- Data for this exercise:
★ ★ ★ ★ ★

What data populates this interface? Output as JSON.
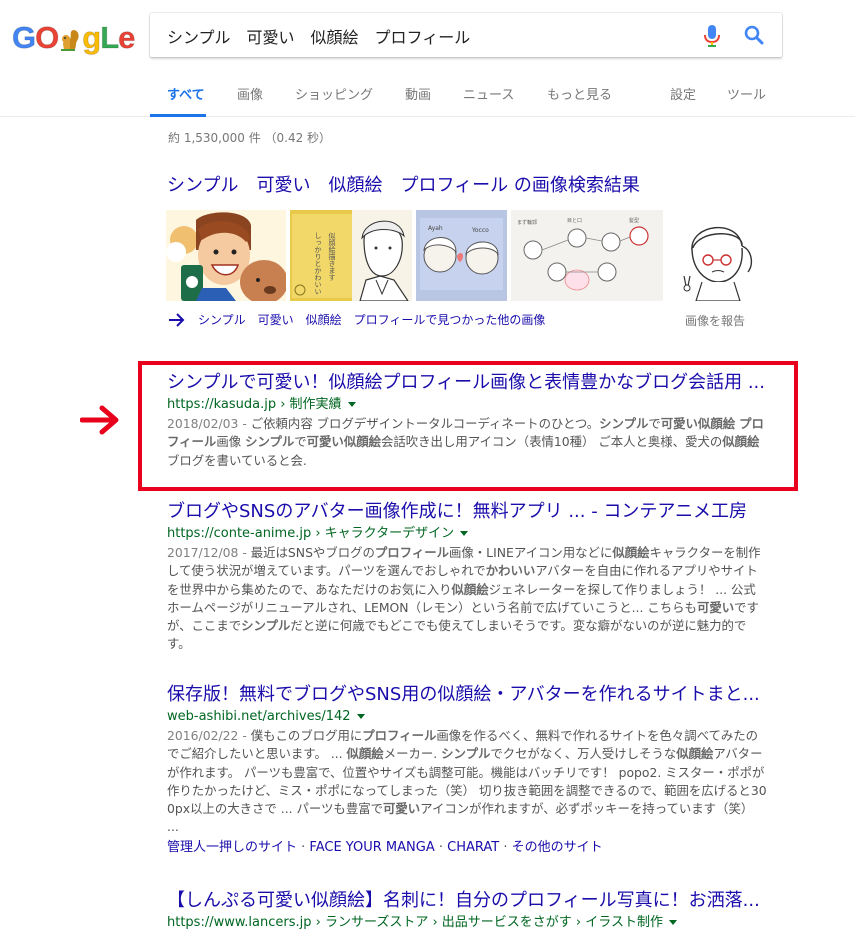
{
  "logo": {
    "letters": [
      "G",
      "O",
      "",
      "g",
      "L",
      "e"
    ]
  },
  "search": {
    "query": "シンプル　可愛い　似顔絵　プロフィール"
  },
  "tabs": [
    {
      "label": "すべて"
    },
    {
      "label": "画像"
    },
    {
      "label": "ショッピング"
    },
    {
      "label": "動画"
    },
    {
      "label": "ニュース"
    },
    {
      "label": "もっと見る"
    },
    {
      "label": "設定"
    },
    {
      "label": "ツール"
    }
  ],
  "stats": "約 1,530,000 件 （0.42 秒）",
  "images": {
    "heading": "シンプル　可愛い　似顔絵　プロフィール の画像検索結果",
    "more": "シンプル　可愛い　似顔絵　プロフィールで見つかった他の画像",
    "report": "画像を報告"
  },
  "results": [
    {
      "title": "シンプルで可愛い！似顔絵プロフィール画像と表情豊かなブログ会話用 ...",
      "url": "https://kasuda.jp › 制作実績",
      "date": "2018/02/03 - ",
      "snippet_parts": [
        {
          "t": "ご依頼内容 ブログデザイントータルコーディネートのひとつ。"
        },
        {
          "t": "シンプル",
          "b": true
        },
        {
          "t": "で"
        },
        {
          "t": "可愛い似顔絵",
          "b": true
        },
        {
          "t": " "
        },
        {
          "t": "プロフィール",
          "b": true
        },
        {
          "t": "画像 "
        },
        {
          "t": "シンプル",
          "b": true
        },
        {
          "t": "で"
        },
        {
          "t": "可愛い似顔絵",
          "b": true
        },
        {
          "t": "会話吹き出し用アイコン（表情10種） ご本人と奥様、愛犬の"
        },
        {
          "t": "似顔絵",
          "b": true
        },
        {
          "t": " ブログを書いていると会."
        }
      ]
    },
    {
      "title": "ブログやSNSのアバター画像作成に！無料アプリ ... - コンテアニメ工房",
      "url": "https://conte-anime.jp › キャラクターデザイン",
      "date": "2017/12/08 - ",
      "snippet_parts": [
        {
          "t": "最近はSNSやブログの"
        },
        {
          "t": "プロフィール",
          "b": true
        },
        {
          "t": "画像・LINEアイコン用などに"
        },
        {
          "t": "似顔絵",
          "b": true
        },
        {
          "t": "キャラクターを制作して使う状況が増えています。パーツを選んでおしゃれで"
        },
        {
          "t": "かわいい",
          "b": true
        },
        {
          "t": "アバターを自由に作れるアプリやサイトを世界中から集めたので、あなただけのお気に入り"
        },
        {
          "t": "似顔絵",
          "b": true
        },
        {
          "t": "ジェネレーターを探して作りましょう！ ... 公式ホームページがリニューアルされ、LEMON（レモン）という名前で広げていこうと... こちらも"
        },
        {
          "t": "可愛い",
          "b": true
        },
        {
          "t": "ですが、ここまで"
        },
        {
          "t": "シンプル",
          "b": true
        },
        {
          "t": "だと逆に何歳でもどこでも使えてしまいそうです。変な癖がないのが逆に魅力的です。"
        }
      ]
    },
    {
      "title": "保存版！無料でブログやSNS用の似顔絵・アバターを作れるサイトまと...",
      "url": "web-ashibi.net/archives/142",
      "date": "2016/02/22 - ",
      "snippet_parts": [
        {
          "t": "僕もこのブログ用に"
        },
        {
          "t": "プロフィール",
          "b": true
        },
        {
          "t": "画像を作るべく、無料で作れるサイトを色々調べてみたのでご紹介したいと思います。 ... "
        },
        {
          "t": "似顔絵",
          "b": true
        },
        {
          "t": "メーカー. "
        },
        {
          "t": "シンプル",
          "b": true
        },
        {
          "t": "でクセがなく、万人受けしそうな"
        },
        {
          "t": "似顔絵",
          "b": true
        },
        {
          "t": "アバターが作れます。 パーツも豊富で、位置やサイズも調整可能。機能はバッチリです！ popo2. ミスター・ポポが作りたかったけど、ミス・ポポになってしまった（笑） 切り抜き範囲を調整できるので、範囲を広げると300px以上の大きさで ... パーツも豊富で"
        },
        {
          "t": "可愛い",
          "b": true
        },
        {
          "t": "アイコンが作れますが、必ずポッキーを持っています（笑） ..."
        }
      ],
      "sitelinks": [
        "管理人一押しのサイト",
        "FACE YOUR MANGA",
        "CHARAT",
        "その他のサイト"
      ]
    },
    {
      "title": "【しんぷる可愛い似顔絵】名刺に！自分のプロフィール写真に！お洒落...",
      "url": "https://www.lancers.jp › ランサーズストア › 出品サービスをさがす › イラスト制作"
    }
  ],
  "colors": {
    "link": "#1a0dab",
    "url": "#006621",
    "highlight": "#e8001c",
    "accent": "#1a73e8"
  }
}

★ ★ ★ ★ ★

- Exercise directions:
Find all the lines containing "date" in the material, then copy them.

- Response to this exercise:
      "date": "2018/02/03 - ",
      "date": "2017/12/08 - ",
      "date": "2016/02/22 - ",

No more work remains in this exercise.